Your task
Repeat all of the records verbatim.

Material shown

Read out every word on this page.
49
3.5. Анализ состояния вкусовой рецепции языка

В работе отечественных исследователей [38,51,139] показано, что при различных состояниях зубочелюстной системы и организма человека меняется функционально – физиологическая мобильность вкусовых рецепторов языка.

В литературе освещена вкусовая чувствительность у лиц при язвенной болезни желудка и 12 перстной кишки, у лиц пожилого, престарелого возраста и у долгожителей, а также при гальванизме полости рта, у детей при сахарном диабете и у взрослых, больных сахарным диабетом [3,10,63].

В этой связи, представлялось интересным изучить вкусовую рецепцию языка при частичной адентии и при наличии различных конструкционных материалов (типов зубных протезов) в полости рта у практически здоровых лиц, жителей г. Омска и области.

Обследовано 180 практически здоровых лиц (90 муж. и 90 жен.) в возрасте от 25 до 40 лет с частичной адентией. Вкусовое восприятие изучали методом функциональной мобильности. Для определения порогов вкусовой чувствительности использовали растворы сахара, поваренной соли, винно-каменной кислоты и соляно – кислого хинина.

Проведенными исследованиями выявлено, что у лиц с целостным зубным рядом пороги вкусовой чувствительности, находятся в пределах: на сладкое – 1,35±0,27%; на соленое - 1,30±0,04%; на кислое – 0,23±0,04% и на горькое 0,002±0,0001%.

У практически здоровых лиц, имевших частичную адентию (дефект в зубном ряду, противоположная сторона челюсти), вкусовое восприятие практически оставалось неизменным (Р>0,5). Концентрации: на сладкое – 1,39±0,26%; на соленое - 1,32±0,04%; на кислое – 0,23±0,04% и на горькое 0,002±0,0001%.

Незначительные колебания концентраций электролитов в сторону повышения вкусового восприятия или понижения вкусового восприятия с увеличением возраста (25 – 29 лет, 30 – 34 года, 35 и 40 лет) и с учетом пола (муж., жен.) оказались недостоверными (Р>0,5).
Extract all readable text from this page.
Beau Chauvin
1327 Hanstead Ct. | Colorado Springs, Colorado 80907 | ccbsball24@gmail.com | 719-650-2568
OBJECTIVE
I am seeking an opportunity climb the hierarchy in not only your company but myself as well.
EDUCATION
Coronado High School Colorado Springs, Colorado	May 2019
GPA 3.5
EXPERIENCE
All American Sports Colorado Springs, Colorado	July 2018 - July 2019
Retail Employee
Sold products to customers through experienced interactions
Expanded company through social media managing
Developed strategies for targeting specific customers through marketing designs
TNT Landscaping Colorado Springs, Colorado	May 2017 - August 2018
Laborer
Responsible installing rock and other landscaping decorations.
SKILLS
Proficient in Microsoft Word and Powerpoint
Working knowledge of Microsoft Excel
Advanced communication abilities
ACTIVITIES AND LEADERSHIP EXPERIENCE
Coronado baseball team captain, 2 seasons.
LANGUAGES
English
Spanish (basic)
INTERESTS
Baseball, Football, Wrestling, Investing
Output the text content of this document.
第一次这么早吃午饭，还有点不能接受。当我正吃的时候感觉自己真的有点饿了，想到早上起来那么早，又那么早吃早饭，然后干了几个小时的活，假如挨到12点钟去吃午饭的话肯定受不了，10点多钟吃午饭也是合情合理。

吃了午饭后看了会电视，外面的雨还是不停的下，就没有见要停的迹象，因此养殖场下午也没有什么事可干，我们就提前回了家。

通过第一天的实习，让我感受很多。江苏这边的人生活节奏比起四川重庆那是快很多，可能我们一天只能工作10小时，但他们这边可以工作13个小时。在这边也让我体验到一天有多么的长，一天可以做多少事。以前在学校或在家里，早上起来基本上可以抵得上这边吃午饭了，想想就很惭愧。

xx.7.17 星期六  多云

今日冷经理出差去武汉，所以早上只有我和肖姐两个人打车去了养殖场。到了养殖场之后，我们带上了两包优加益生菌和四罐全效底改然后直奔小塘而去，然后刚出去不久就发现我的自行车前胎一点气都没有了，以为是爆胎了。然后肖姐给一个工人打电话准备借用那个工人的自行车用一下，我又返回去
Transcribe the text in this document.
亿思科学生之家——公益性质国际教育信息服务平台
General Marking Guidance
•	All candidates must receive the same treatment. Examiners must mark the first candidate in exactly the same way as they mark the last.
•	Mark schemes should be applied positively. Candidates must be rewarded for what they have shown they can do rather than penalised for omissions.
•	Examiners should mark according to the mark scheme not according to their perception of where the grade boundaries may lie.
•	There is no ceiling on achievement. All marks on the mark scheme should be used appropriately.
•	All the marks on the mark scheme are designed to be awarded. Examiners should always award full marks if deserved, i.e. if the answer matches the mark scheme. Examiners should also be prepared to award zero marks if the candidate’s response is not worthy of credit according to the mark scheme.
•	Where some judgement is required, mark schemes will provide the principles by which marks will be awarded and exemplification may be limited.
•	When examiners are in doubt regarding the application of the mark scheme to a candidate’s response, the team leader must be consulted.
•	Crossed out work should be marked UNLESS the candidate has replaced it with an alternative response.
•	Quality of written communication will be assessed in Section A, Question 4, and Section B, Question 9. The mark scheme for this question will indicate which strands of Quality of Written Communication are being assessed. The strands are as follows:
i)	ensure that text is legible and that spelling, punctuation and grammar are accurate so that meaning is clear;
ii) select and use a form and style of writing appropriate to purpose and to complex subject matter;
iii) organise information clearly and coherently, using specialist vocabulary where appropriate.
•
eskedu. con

The result
Read out every word on this page.
49
3.5. Анализ состояния вкусовой рецепции языка

В работе отечественных исследователей [38,51,139] показано, что при различных состояниях зубочелюстной системы и организма человека меняется функционально – физиологическая мобильность вкусовых рецепторов языка.

В литературе освещена вкусовая чувствительность у лиц при язвенной болезни желудка и 12 перстной кишки, у лиц пожилого, престарелого возраста и у долгожителей, а также при гальванизме полости рта, у детей при сахарном диабете и у взрослых, больных сахарным диабетом [3,10,63].

В этой связи, представлялось интересным изучить вкусовую рецепцию языка при частичной адентии и при наличии различных конструкционных материалов (типов зубных протезов) в полости рта у практически здоровых лиц, жителей г. Омска и области.

Обследовано 180 практически здоровых лиц (90 муж. и 90 жен.) в возрасте от 25 до 40 лет с частичной адентией. Вкусовое восприятие изучали методом функциональной мобильности. Для определения порогов вкусовой чувствительности использовали растворы сахара, поваренной соли, винно-каменной кислоты и соляно – кислого хинина.

Проведенными исследованиями выявлено, что у лиц с целостным зубным рядом пороги вкусовой чувствительности, находятся в пределах: на сладкое – 1,35±0,27%; на соленое - 1,30±0,04%; на кислое – 0,23±0,04% и на горькое 0,002±0,0001%.

У практически здоровых лиц, имевших частичную адентию (дефект в зубном ряду, противоположная сторона челюсти), вкусовое восприятие практически оставалось неизменным (Р>0,5). Концентрации: на сладкое – 1,39±0,26%; на соленое - 1,32±0,04%; на кислое – 0,23±0,04% и на горькое 0,002±0,0001%.

Незначительные колебания концентраций электролитов в сторону повышения вкусового восприятия или понижения вкусового восприятия с увеличением возраста (25 – 29 лет, 30 – 34 года, 35 и 40 лет) и с учетом пола (муж., жен.) оказались недостоверными (Р>0,5).
Extract all readable text from this page.
Beau Chauvin
1327 Hanstead Ct. | Colorado Springs, Colorado 80907 | ccbsball24@gmail.com | 719-650-2568
OBJECTIVE
I am seeking an opportunity climb the hierarchy in not only your company but myself as well.
EDUCATION
Coronado High School Colorado Springs, Colorado	May 2019
GPA 3.5
EXPERIENCE
All American Sports Colorado Springs, Colorado	July 2018 - July 2019
Retail Employee
Sold products to customers through experienced interactions
Expanded company through social media managing
Developed strategies for targeting specific customers through marketing designs
TNT Landscaping Colorado Springs, Colorado	May 2017 - August 2018
Laborer
Responsible installing rock and other landscaping decorations.
SKILLS
Proficient in Microsoft Word and Powerpoint
Working knowledge of Microsoft Excel
Advanced communication abilities
ACTIVITIES AND LEADERSHIP EXPERIENCE
Coronado baseball team captain, 2 seasons.
LANGUAGES
English
Spanish (basic)
INTERESTS
Baseball, Football, Wrestling, Investing
Output the text content of this document.
第一次这么早吃午饭，还有点不能接受。当我正吃的时候感觉自己真的有点饿了，想到早上起来那么早，又那么早吃早饭，然后干了几个小时的活，假如挨到12点钟去吃午饭的话肯定受不了，10点多钟吃午饭也是合情合理。

吃了午饭后看了会电视，外面的雨还是不停的下，就没有见要停的迹象，因此养殖场下午也没有什么事可干，我们就提前回了家。

通过第一天的实习，让我感受很多。江苏这边的人生活节奏比起四川重庆那是快很多，可能我们一天只能工作10小时，但他们这边可以工作13个小时。在这边也让我体验到一天有多么的长，一天可以做多少事。以前在学校或在家里，早上起来基本上可以抵得上这边吃午饭了，想想就很惭愧。

xx.7.17 星期六  多云

今日冷经理出差去武汉，所以早上只有我和肖姐两个人打车去了养殖场。到了养殖场之后，我们带上了两包优加益生菌和四罐全效底改然后直奔小塘而去，然后刚出去不久就发现我的自行车前胎一点气都没有了，以为是爆胎了。然后肖姐给一个工人打电话准备借用那个工人的自行车用一下，我又返回去
Transcribe the text in this document.
亿思科学生之家——公益性质国际教育信息服务平台
General Marking Guidance
•	All candidates must receive the same treatment. Examiners must mark the first candidate in exactly the same way as they mark the last.
•	Mark schemes should be applied positively. Candidates must be rewarded for what they have shown they can do rather than penalised for omissions.
•	Examiners should mark according to the mark scheme not according to their perception of where the grade boundaries may lie.
•	There is no ceiling on achievement. All marks on the mark scheme should be used appropriately.
•	All the marks on the mark scheme are designed to be awarded. Examiners should always award full marks if deserved, i.e. if the answer matches the mark scheme. Examiners should also be prepared to award zero marks if the candidate’s response is not worthy of credit according to the mark scheme.
•	Where some judgement is required, mark schemes will provide the principles by which marks will be awarded and exemplification may be limited.
•	When examiners are in doubt regarding the application of the mark scheme to a candidate’s response, the team leader must be consulted.
•	Crossed out work should be marked UNLESS the candidate has replaced it with an alternative response.
•	Quality of written communication will be assessed in Section A, Question 4, and Section B, Question 9. The mark scheme for this question will indicate which strands of Quality of Written Communication are being assessed. The strands are as follows:
i)	ensure that text is legible and that spelling, punctuation and grammar are accurate so that meaning is clear;
ii) select and use a form and style of writing appropriate to purpose and to complex subject matter;
iii) organise information clearly and coherently, using specialist vocabulary where appropriate.
•
eskedu. con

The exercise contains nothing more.